**PROBLEMS TO WORK ON:**
1) From the livery thread, reproduce the passage that begins at the words "## rahrah (24" and stops after "space for livery?".
2) How many of the rows contain the string "ticks"? Reply with the number alone.

**SELECTED EXTRACT:**
******************************

# Livery wanted around Lower Dicker, East Sussex



## MungoMadness (8 April 2015)

Looking for DIY/Assisted DIY livery for 1 gelding, around the Lower Dicker area (Ringmer, Laughton, Hailsham, Polegate etc). I will be finishing university in May and looking to move back home to Sussex around the 21st. Must have all year turnout, a decent school and access to reasonable hacking. If anyone knows anywhere it would be greatly appreciated!


----------



## Thunder398 (23 May 2015)

MungoMadness said:



			Looking for DIY/Assisted DIY livery for 1 gelding, around the Lower Dicker area (Ringmer, Laughton, Hailsham, Polegate etc). I will be finishing university in May and looking to move back home to Sussex around the 21st. Must have all year turnout, a decent school and access to reasonable hacking. If anyone knows anywhere it would be greatly appreciated!
		
Click to expand...

Hi are you still looking? We've got space for 1 horse (stable/grazing/school/parking for trailer) if needed. It's only me and a friend so small yard. Good riding plus access to the trot toll rises. We're in Cowbeech about 5mins from Hailsham.


----------



## rahrah (24 August 2015)

Thunder398 said:



			Hi are you still looking? We've got space for 1 horse (stable/grazing/school/parking for trailer) if needed. It's only me and a friend so small yard. Good riding plus access to the trot toll rises. We're in Cowbeech about 5mins from Hailsham.
		
Click to expand...

Hello, do you still have a space for livery?


----------

******************************

**STORED DATA:**
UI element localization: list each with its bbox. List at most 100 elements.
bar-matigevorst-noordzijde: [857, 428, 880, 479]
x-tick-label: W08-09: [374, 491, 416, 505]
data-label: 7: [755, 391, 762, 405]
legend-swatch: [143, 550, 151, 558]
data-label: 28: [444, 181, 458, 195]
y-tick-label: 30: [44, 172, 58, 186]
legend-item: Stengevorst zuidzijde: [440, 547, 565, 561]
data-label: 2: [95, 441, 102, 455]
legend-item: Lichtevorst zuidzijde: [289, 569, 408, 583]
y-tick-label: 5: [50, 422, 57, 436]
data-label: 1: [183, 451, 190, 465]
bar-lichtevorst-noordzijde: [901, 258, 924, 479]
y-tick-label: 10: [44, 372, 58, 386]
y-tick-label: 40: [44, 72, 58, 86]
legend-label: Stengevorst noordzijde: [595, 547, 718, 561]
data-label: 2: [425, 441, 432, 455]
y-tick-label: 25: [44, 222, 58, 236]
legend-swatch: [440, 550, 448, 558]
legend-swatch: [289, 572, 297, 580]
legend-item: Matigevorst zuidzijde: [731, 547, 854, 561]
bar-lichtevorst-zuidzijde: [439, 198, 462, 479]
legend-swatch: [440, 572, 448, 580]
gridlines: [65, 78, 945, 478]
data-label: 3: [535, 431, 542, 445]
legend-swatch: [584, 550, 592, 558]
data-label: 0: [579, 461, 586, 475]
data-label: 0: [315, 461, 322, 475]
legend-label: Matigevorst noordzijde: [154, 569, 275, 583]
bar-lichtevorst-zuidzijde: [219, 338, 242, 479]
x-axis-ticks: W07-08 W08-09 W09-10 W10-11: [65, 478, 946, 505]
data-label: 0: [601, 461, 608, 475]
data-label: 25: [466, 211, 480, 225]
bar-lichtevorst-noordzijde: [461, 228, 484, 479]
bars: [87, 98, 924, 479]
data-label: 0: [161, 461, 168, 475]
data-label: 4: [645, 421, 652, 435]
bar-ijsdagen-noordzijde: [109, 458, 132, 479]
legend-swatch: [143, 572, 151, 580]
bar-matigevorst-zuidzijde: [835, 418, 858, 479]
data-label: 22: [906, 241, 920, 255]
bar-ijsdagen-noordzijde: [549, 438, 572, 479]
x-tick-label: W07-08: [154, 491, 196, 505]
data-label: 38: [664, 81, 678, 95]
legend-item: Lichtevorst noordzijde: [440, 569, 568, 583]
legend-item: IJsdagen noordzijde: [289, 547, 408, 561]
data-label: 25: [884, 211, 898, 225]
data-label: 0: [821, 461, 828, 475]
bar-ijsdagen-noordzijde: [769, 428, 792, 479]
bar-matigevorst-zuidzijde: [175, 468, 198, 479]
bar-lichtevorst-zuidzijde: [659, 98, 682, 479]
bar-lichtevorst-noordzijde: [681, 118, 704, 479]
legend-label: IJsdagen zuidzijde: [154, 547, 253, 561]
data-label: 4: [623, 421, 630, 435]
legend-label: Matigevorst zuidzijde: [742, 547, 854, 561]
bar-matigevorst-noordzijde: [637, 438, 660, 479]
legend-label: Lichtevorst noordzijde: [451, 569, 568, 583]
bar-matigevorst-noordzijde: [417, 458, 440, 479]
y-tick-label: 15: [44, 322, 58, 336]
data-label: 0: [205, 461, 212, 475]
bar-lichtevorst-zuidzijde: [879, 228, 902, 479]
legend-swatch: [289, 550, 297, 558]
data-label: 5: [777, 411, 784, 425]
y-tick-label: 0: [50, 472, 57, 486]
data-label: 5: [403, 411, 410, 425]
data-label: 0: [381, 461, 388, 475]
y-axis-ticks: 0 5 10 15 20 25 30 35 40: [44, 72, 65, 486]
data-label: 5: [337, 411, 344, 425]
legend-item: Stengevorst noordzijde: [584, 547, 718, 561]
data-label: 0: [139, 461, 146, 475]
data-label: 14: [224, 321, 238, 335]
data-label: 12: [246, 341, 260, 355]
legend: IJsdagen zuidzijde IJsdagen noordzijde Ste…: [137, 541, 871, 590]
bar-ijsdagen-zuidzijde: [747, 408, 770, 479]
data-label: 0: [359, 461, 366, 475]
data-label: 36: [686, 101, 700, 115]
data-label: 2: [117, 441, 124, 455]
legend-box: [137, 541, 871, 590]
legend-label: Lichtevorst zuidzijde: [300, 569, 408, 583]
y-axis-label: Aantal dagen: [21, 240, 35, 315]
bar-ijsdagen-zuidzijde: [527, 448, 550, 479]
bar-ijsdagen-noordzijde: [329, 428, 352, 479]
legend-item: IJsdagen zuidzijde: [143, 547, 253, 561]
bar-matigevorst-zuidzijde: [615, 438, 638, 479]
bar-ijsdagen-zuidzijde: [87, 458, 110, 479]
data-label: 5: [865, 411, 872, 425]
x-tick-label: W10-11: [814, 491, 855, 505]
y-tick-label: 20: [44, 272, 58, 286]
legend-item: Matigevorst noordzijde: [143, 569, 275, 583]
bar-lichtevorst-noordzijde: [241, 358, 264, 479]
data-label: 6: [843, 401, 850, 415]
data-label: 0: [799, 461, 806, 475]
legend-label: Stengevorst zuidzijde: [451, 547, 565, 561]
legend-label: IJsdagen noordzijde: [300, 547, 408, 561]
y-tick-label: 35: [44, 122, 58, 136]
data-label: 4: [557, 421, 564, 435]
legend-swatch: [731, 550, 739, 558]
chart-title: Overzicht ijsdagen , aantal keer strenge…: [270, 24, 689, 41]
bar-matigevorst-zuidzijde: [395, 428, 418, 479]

******************************

**TASK ANSWERS:**
1)
## rahrah (24 August 2015)

Thunder398 said:



			Hi are you still looking? We've got space for 1 horse (stable/grazing/school/parking for trailer) if needed. It's only me and a friend so small yard. Good riding plus access to the trot toll rises. We're in Cowbeech about 5mins from Hailsham.
		
Click to expand...

Hello, do you still have a space for livery?

2) 2